(Records from a collection)
§ §

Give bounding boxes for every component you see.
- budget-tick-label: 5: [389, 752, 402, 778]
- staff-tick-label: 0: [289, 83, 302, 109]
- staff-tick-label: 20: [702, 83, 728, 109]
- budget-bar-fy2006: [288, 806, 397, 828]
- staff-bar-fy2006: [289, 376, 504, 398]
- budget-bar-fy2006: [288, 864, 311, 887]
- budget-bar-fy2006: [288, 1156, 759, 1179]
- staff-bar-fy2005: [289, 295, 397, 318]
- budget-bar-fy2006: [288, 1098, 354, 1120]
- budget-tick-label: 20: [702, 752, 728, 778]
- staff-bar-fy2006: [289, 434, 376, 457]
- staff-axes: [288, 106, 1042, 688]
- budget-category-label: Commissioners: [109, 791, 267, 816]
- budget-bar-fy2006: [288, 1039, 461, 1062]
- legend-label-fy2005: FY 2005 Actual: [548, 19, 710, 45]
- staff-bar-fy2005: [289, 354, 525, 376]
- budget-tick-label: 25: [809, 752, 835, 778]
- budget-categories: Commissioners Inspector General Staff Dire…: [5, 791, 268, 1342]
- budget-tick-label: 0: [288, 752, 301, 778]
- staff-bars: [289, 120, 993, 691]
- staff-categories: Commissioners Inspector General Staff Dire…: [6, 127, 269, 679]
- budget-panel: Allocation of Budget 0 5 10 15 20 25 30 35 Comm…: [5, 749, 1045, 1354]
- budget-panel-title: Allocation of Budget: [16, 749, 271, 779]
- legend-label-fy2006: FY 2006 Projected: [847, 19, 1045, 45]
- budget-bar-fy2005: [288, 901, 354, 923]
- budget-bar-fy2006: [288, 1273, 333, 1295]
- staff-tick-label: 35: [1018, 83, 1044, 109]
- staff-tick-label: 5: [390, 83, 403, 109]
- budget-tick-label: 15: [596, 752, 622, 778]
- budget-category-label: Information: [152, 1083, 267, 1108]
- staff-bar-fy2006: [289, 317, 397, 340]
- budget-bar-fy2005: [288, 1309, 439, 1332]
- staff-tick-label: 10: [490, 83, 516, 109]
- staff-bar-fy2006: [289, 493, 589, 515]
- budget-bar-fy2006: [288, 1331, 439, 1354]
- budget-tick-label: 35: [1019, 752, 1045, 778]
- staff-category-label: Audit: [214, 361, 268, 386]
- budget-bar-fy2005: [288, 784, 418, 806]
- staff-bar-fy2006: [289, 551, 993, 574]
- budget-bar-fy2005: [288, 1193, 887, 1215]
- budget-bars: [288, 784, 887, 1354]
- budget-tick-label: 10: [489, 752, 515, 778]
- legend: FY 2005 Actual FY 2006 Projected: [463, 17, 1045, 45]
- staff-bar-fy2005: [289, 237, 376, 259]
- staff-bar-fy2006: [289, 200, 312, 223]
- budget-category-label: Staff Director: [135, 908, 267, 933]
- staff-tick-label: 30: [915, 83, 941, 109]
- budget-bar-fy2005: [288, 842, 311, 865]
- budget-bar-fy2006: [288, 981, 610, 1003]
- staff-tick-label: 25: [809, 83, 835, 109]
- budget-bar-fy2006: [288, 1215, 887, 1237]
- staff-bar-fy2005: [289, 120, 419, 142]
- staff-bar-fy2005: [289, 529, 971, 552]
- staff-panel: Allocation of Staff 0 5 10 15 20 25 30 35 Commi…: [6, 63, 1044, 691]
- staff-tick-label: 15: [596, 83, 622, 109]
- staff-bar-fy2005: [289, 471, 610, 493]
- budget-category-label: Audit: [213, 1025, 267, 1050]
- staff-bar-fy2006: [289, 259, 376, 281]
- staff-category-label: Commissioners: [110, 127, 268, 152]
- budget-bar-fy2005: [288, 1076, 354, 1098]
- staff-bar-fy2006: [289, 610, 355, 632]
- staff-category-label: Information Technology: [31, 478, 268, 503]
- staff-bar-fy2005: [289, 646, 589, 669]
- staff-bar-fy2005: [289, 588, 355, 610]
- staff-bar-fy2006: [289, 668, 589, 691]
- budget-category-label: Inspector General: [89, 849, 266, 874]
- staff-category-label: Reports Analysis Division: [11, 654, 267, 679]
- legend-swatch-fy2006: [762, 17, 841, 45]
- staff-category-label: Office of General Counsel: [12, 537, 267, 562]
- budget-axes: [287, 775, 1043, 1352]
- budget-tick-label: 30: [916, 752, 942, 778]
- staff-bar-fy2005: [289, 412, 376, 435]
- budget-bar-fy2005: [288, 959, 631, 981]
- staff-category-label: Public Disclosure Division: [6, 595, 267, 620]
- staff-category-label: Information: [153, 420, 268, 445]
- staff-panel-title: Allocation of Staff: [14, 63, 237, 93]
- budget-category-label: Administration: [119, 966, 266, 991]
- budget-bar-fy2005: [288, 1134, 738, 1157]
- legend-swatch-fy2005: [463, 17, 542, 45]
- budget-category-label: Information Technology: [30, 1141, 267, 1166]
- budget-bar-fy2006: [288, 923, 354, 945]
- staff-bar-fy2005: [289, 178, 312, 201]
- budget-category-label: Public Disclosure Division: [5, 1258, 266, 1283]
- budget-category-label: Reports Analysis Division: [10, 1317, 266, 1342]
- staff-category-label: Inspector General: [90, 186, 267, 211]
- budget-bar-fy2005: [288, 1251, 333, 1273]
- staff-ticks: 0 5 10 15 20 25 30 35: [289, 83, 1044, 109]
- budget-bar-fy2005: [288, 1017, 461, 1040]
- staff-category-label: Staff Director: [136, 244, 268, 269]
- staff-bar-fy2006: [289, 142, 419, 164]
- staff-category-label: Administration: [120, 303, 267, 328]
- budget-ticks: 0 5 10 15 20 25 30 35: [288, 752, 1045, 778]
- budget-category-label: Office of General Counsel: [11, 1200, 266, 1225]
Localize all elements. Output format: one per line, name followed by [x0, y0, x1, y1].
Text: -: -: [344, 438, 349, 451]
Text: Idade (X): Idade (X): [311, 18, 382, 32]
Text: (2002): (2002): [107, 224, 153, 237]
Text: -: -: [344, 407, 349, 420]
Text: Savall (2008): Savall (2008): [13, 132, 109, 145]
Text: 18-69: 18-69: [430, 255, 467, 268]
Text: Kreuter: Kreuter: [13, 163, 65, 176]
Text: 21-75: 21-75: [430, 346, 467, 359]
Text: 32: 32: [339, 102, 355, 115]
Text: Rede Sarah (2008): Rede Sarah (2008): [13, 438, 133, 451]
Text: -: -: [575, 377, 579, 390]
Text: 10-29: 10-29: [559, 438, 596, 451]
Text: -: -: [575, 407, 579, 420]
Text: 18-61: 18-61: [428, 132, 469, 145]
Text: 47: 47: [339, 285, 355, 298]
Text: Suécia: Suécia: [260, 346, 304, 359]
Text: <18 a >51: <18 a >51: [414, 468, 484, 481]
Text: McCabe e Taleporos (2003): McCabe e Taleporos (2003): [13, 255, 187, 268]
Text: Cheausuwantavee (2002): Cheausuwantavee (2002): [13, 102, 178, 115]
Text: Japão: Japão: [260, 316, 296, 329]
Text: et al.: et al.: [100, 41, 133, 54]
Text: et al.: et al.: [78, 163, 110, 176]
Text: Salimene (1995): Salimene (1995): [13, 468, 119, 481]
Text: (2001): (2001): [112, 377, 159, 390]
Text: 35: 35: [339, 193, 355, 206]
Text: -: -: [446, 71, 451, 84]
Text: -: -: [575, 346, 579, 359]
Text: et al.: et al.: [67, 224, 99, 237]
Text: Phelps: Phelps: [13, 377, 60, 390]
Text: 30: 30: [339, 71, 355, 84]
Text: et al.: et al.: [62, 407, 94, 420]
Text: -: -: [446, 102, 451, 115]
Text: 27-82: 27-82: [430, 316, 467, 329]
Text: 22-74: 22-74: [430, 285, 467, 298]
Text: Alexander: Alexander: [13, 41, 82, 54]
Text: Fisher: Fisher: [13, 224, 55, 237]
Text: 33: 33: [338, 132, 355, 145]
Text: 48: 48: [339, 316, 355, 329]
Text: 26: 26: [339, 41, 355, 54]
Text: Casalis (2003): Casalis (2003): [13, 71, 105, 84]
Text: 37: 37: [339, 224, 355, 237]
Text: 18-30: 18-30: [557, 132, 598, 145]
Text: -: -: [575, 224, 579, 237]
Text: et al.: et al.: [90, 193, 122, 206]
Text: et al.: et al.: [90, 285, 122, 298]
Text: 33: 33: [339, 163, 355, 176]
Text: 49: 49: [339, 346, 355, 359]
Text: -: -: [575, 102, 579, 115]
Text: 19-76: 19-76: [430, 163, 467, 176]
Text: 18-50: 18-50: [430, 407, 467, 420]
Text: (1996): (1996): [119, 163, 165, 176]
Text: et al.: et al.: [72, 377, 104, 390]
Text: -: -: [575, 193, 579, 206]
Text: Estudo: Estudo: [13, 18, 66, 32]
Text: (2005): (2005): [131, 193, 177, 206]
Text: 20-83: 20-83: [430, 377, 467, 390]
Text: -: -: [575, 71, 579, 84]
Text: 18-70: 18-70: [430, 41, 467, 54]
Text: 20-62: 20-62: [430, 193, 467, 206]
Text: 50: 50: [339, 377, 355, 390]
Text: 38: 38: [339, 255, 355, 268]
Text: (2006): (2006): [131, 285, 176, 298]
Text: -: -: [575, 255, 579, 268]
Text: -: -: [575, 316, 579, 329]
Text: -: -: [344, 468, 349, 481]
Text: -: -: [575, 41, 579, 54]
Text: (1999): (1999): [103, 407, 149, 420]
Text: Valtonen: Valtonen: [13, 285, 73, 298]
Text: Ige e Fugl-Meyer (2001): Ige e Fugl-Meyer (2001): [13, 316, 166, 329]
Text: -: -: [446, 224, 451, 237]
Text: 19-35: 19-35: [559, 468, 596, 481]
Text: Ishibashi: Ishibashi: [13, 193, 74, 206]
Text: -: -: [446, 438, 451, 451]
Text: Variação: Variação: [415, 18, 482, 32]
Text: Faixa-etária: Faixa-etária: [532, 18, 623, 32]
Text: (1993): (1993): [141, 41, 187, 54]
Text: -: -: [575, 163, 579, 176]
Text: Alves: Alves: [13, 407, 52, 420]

§ §

=== WRITTEN PROBLEM ===
Count the lines in the rows above that contain the string "Actual". Give only the number.

=== THE SOLUTION ===
2